___ Records provided
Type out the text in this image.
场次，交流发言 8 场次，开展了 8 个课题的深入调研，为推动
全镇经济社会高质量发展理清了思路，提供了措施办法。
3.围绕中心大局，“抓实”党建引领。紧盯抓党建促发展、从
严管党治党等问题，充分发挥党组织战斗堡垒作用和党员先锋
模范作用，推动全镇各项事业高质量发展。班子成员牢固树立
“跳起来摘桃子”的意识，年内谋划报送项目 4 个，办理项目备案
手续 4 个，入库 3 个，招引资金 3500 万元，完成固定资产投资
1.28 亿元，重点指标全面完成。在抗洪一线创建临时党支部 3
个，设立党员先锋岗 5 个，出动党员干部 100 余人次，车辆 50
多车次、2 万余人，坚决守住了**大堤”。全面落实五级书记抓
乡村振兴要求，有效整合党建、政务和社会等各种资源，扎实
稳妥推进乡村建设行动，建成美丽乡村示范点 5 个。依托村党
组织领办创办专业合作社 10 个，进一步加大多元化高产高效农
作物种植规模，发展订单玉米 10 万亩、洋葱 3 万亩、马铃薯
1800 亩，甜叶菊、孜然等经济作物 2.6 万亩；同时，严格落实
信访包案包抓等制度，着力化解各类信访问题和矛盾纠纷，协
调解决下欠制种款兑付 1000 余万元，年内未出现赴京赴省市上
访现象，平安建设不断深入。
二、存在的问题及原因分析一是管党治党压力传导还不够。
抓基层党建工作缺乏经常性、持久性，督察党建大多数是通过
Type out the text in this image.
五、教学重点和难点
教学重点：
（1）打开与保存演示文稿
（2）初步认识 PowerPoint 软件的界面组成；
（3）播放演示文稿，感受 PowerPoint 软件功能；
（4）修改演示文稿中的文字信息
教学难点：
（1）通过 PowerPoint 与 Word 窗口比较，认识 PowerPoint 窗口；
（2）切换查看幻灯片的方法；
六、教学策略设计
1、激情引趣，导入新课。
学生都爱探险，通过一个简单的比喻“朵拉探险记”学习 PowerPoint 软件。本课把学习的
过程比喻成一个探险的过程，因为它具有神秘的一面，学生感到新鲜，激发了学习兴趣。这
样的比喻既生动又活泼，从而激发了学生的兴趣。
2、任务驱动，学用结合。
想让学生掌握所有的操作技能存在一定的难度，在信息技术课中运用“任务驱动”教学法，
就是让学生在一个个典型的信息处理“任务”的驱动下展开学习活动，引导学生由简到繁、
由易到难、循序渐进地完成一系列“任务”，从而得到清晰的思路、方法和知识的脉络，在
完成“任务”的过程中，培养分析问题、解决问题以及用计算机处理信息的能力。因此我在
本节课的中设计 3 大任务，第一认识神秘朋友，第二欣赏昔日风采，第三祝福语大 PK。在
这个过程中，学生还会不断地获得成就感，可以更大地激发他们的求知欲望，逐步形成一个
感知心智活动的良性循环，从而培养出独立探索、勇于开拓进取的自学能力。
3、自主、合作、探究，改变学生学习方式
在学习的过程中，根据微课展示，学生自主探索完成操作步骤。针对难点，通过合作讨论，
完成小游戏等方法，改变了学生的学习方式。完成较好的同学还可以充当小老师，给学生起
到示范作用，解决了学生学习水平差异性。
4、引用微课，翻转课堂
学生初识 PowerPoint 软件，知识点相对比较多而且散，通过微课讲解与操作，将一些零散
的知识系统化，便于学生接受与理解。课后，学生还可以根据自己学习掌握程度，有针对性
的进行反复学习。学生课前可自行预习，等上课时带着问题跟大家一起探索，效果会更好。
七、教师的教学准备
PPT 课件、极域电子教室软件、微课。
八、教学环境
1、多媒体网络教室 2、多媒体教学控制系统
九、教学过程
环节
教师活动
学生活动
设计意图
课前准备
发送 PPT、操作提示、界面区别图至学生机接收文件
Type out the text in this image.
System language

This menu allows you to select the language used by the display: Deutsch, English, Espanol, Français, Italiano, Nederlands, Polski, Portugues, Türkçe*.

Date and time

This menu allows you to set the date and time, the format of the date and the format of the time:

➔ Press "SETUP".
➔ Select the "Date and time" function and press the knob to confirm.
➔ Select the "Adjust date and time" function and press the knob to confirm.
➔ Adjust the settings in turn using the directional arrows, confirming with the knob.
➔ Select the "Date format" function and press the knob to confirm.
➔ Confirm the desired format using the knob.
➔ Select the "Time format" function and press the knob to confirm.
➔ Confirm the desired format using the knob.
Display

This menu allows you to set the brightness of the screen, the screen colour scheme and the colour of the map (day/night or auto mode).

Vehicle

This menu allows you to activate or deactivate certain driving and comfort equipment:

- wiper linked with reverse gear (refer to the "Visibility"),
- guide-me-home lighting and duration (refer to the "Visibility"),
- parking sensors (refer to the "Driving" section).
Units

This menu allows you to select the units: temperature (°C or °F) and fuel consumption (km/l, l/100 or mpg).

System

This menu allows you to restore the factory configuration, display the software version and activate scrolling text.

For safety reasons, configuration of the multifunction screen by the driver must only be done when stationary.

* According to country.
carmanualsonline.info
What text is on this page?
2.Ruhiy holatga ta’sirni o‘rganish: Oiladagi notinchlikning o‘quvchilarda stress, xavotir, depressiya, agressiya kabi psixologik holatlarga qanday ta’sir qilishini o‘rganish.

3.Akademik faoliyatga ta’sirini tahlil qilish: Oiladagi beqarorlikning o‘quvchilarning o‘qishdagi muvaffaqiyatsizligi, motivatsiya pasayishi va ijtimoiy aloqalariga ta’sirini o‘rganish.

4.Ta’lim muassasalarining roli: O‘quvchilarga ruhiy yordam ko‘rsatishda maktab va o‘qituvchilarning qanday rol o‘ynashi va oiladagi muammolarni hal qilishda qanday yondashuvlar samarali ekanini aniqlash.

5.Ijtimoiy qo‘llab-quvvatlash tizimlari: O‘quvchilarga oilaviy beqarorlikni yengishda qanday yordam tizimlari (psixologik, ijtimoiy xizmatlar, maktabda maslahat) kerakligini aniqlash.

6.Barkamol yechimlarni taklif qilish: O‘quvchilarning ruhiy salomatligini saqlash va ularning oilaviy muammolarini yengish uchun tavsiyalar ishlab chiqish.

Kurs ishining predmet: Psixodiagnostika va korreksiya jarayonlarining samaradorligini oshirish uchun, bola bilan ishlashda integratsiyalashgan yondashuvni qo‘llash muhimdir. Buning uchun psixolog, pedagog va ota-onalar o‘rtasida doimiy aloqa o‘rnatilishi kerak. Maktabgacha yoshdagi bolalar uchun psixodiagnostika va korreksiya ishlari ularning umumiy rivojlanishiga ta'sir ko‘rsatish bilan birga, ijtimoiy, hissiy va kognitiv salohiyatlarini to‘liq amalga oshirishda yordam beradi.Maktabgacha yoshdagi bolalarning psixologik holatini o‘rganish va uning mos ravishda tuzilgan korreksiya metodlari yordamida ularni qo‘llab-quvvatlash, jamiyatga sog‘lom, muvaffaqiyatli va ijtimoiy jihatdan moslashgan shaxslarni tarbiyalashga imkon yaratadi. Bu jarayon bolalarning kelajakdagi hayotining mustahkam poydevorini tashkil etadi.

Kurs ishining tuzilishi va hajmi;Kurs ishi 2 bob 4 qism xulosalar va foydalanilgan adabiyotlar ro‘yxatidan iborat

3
______
# Task description
Retype every record above exactly as written.

# Response to the task
Type out the text in this image.
场次，交流发言 8 场次，开展了 8 个课题的深入调研，为推动
全镇经济社会高质量发展理清了思路，提供了措施办法。
3.围绕中心大局，“抓实”党建引领。紧盯抓党建促发展、从
严管党治党等问题，充分发挥党组织战斗堡垒作用和党员先锋
模范作用，推动全镇各项事业高质量发展。班子成员牢固树立
“跳起来摘桃子”的意识，年内谋划报送项目 4 个，办理项目备案
手续 4 个，入库 3 个，招引资金 3500 万元，完成固定资产投资
1.28 亿元，重点指标全面完成。在抗洪一线创建临时党支部 3
个，设立党员先锋岗 5 个，出动党员干部 100 余人次，车辆 50
多车次、2 万余人，坚决守住了**大堤”。全面落实五级书记抓
乡村振兴要求，有效整合党建、政务和社会等各种资源，扎实
稳妥推进乡村建设行动，建成美丽乡村示范点 5 个。依托村党
组织领办创办专业合作社 10 个，进一步加大多元化高产高效农
作物种植规模，发展订单玉米 10 万亩、洋葱 3 万亩、马铃薯
1800 亩，甜叶菊、孜然等经济作物 2.6 万亩；同时，严格落实
信访包案包抓等制度，着力化解各类信访问题和矛盾纠纷，协
调解决下欠制种款兑付 1000 余万元，年内未出现赴京赴省市上
访现象，平安建设不断深入。
二、存在的问题及原因分析一是管党治党压力传导还不够。
抓基层党建工作缺乏经常性、持久性，督察党建大多数是通过
Type out the text in this image.
五、教学重点和难点
教学重点：
（1）打开与保存演示文稿
（2）初步认识 PowerPoint 软件的界面组成；
（3）播放演示文稿，感受 PowerPoint 软件功能；
（4）修改演示文稿中的文字信息
教学难点：
（1）通过 PowerPoint 与 Word 窗口比较，认识 PowerPoint 窗口；
（2）切换查看幻灯片的方法；
六、教学策略设计
1、激情引趣，导入新课。
学生都爱探险，通过一个简单的比喻“朵拉探险记”学习 PowerPoint 软件。本课把学习的
过程比喻成一个探险的过程，因为它具有神秘的一面，学生感到新鲜，激发了学习兴趣。这
样的比喻既生动又活泼，从而激发了学生的兴趣。
2、任务驱动，学用结合。
想让学生掌握所有的操作技能存在一定的难度，在信息技术课中运用“任务驱动”教学法，
就是让学生在一个个典型的信息处理“任务”的驱动下展开学习活动，引导学生由简到繁、
由易到难、循序渐进地完成一系列“任务”，从而得到清晰的思路、方法和知识的脉络，在
完成“任务”的过程中，培养分析问题、解决问题以及用计算机处理信息的能力。因此我在
本节课的中设计 3 大任务，第一认识神秘朋友，第二欣赏昔日风采，第三祝福语大 PK。在
这个过程中，学生还会不断地获得成就感，可以更大地激发他们的求知欲望，逐步形成一个
感知心智活动的良性循环，从而培养出独立探索、勇于开拓进取的自学能力。
3、自主、合作、探究，改变学生学习方式
在学习的过程中，根据微课展示，学生自主探索完成操作步骤。针对难点，通过合作讨论，
完成小游戏等方法，改变了学生的学习方式。完成较好的同学还可以充当小老师，给学生起
到示范作用，解决了学生学习水平差异性。
4、引用微课，翻转课堂
学生初识 PowerPoint 软件，知识点相对比较多而且散，通过微课讲解与操作，将一些零散
的知识系统化，便于学生接受与理解。课后，学生还可以根据自己学习掌握程度，有针对性
的进行反复学习。学生课前可自行预习，等上课时带着问题跟大家一起探索，效果会更好。
七、教师的教学准备
PPT 课件、极域电子教室软件、微课。
八、教学环境
1、多媒体网络教室 2、多媒体教学控制系统
九、教学过程
环节
教师活动
学生活动
设计意图
课前准备
发送 PPT、操作提示、界面区别图至学生机接收文件
Type out the text in this image.
System language

This menu allows you to select the language used by the display: Deutsch, English, Espanol, Français, Italiano, Nederlands, Polski, Portugues, Türkçe*.

Date and time

This menu allows you to set the date and time, the format of the date and the format of the time:

➔ Press "SETUP".
➔ Select the "Date and time" function and press the knob to confirm.
➔ Select the "Adjust date and time" function and press the knob to confirm.
➔ Adjust the settings in turn using the directional arrows, confirming with the knob.
➔ Select the "Date format" function and press the knob to confirm.
➔ Confirm the desired format using the knob.
➔ Select the "Time format" function and press the knob to confirm.
➔ Confirm the desired format using the knob.
Display

This menu allows you to set the brightness of the screen, the screen colour scheme and the colour of the map (day/night or auto mode).

Vehicle

This menu allows you to activate or deactivate certain driving and comfort equipment:

- wiper linked with reverse gear (refer to the "Visibility"),
- guide-me-home lighting and duration (refer to the "Visibility"),
- parking sensors (refer to the "Driving" section).
Units

This menu allows you to select the units: temperature (°C or °F) and fuel consumption (km/l, l/100 or mpg).

System

This menu allows you to restore the factory configuration, display the software version and activate scrolling text.

For safety reasons, configuration of the multifunction screen by the driver must only be done when stationary.

* According to country.
carmanualsonline.info
What text is on this page?
2.Ruhiy holatga ta’sirni o‘rganish: Oiladagi notinchlikning o‘quvchilarda stress, xavotir, depressiya, agressiya kabi psixologik holatlarga qanday ta’sir qilishini o‘rganish.

3.Akademik faoliyatga ta’sirini tahlil qilish: Oiladagi beqarorlikning o‘quvchilarning o‘qishdagi muvaffaqiyatsizligi, motivatsiya pasayishi va ijtimoiy aloqalariga ta’sirini o‘rganish.

4.Ta’lim muassasalarining roli: O‘quvchilarga ruhiy yordam ko‘rsatishda maktab va o‘qituvchilarning qanday rol o‘ynashi va oiladagi muammolarni hal qilishda qanday yondashuvlar samarali ekanini aniqlash.

5.Ijtimoiy qo‘llab-quvvatlash tizimlari: O‘quvchilarga oilaviy beqarorlikni yengishda qanday yordam tizimlari (psixologik, ijtimoiy xizmatlar, maktabda maslahat) kerakligini aniqlash.

6.Barkamol yechimlarni taklif qilish: O‘quvchilarning ruhiy salomatligini saqlash va ularning oilaviy muammolarini yengish uchun tavsiyalar ishlab chiqish.

Kurs ishining predmet: Psixodiagnostika va korreksiya jarayonlarining samaradorligini oshirish uchun, bola bilan ishlashda integratsiyalashgan yondashuvni qo‘llash muhimdir. Buning uchun psixolog, pedagog va ota-onalar o‘rtasida doimiy aloqa o‘rnatilishi kerak. Maktabgacha yoshdagi bolalar uchun psixodiagnostika va korreksiya ishlari ularning umumiy rivojlanishiga ta'sir ko‘rsatish bilan birga, ijtimoiy, hissiy va kognitiv salohiyatlarini to‘liq amalga oshirishda yordam beradi.Maktabgacha yoshdagi bolalarning psixologik holatini o‘rganish va uning mos ravishda tuzilgan korreksiya metodlari yordamida ularni qo‘llab-quvvatlash, jamiyatga sog‘lom, muvaffaqiyatli va ijtimoiy jihatdan moslashgan shaxslarni tarbiyalashga imkon yaratadi. Bu jarayon bolalarning kelajakdagi hayotining mustahkam poydevorini tashkil etadi.

Kurs ishining tuzilishi va hajmi;Kurs ishi 2 bob 4 qism xulosalar va foydalanilgan adabiyotlar ro‘yxatidan iborat

3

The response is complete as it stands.